**TASK GOAL**
List each line of the data that holds the string "will".

--- Begin ---

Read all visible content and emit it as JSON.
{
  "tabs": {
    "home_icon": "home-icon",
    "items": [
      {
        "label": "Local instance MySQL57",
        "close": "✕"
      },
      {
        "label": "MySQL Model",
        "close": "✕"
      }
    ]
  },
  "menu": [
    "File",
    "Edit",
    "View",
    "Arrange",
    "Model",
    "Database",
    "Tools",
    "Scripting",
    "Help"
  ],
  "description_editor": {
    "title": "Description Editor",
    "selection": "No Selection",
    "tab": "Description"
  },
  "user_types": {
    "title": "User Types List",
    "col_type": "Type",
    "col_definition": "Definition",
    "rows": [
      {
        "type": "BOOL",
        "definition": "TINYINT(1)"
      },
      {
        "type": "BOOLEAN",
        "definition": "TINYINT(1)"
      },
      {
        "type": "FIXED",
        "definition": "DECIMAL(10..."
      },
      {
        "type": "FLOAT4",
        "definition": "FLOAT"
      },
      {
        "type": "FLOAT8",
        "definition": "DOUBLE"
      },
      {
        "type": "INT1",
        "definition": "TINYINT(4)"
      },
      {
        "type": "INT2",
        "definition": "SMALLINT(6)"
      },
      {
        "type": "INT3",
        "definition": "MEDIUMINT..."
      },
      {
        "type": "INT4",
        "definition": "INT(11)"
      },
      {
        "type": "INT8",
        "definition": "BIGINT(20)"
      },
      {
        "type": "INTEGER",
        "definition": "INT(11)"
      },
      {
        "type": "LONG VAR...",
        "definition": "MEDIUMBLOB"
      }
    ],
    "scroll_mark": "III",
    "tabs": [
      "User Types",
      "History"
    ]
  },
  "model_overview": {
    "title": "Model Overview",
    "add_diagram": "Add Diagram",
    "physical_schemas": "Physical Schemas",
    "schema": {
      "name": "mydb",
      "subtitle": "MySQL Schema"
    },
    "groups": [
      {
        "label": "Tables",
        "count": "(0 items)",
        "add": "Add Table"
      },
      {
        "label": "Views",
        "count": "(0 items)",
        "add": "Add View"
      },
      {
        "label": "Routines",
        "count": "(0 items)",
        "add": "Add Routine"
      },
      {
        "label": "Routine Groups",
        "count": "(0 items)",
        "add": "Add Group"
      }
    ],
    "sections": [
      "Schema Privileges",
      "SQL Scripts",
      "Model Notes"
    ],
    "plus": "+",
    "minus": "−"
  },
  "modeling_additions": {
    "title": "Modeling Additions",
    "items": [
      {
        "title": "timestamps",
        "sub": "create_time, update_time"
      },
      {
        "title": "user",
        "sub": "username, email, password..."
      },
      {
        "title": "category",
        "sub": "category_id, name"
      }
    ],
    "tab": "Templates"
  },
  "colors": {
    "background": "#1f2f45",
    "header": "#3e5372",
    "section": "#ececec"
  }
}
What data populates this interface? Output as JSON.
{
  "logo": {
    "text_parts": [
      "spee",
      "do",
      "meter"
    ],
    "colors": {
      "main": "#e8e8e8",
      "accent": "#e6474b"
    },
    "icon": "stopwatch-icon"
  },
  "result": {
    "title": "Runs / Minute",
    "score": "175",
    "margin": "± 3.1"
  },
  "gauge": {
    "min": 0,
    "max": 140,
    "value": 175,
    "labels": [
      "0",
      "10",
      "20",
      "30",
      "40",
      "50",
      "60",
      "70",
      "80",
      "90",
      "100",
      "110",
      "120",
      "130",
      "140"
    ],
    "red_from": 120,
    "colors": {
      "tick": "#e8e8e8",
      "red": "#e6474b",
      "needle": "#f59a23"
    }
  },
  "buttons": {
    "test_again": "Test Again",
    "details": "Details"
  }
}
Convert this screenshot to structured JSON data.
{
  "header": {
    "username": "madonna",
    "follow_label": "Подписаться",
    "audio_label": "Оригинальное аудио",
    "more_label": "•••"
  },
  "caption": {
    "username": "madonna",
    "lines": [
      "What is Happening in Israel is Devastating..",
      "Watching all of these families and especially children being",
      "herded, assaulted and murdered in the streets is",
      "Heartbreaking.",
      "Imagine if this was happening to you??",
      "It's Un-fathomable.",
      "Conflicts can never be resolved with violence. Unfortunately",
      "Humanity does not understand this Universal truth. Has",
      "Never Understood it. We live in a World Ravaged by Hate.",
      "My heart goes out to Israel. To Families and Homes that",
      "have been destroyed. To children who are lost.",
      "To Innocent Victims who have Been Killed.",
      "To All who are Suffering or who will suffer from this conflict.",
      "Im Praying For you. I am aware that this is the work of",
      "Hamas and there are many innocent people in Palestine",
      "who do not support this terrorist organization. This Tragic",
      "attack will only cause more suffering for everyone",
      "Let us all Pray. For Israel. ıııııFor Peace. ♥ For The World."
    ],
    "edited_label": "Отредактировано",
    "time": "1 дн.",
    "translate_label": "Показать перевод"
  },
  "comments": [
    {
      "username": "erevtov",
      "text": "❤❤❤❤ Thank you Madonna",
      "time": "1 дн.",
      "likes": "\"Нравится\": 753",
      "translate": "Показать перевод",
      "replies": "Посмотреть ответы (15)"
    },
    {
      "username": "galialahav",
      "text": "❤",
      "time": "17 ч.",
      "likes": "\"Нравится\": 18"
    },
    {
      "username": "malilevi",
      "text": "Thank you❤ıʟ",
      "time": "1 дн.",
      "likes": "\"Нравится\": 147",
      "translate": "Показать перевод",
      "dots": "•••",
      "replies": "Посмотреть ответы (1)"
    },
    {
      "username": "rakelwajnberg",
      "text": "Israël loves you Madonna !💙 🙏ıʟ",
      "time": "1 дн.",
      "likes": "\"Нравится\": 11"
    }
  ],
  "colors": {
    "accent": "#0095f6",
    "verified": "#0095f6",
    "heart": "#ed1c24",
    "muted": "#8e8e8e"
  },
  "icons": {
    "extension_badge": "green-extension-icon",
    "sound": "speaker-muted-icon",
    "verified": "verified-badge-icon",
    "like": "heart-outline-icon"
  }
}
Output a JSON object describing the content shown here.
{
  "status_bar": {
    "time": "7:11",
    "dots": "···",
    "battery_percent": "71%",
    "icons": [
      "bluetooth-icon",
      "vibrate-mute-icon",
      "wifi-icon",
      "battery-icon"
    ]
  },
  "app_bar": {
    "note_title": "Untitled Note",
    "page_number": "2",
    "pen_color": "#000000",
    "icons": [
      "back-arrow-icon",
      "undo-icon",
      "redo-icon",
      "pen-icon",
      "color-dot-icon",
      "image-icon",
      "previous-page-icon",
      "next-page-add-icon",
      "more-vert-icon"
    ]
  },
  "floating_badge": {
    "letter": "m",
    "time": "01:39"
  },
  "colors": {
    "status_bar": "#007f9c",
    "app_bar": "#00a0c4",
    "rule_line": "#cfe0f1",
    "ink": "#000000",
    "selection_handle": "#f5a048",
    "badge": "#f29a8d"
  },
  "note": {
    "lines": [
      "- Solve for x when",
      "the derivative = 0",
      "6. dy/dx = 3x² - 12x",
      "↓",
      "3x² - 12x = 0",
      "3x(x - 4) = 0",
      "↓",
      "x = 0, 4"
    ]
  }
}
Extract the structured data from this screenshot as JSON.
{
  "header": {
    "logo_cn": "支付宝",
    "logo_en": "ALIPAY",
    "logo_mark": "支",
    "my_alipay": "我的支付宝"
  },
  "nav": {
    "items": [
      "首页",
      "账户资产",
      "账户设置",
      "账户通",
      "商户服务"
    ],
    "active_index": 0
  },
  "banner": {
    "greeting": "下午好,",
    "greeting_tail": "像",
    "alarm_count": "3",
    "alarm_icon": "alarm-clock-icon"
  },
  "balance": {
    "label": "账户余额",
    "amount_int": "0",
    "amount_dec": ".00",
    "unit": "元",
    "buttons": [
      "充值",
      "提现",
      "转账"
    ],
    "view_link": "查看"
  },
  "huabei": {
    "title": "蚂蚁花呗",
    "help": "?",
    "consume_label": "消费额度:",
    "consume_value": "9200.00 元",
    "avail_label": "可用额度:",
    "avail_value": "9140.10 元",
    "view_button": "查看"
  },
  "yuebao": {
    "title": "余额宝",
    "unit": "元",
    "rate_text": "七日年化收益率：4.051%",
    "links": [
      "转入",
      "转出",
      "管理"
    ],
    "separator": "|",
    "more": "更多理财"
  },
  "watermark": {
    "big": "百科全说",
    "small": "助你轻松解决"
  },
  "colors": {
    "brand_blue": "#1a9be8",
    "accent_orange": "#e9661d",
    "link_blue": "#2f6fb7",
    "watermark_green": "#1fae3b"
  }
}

--- End ---

**TASK OUTPUT**
      "To All who are Suffering or who will suffer from this conflict.",
      "attack will only cause more suffering for everyone",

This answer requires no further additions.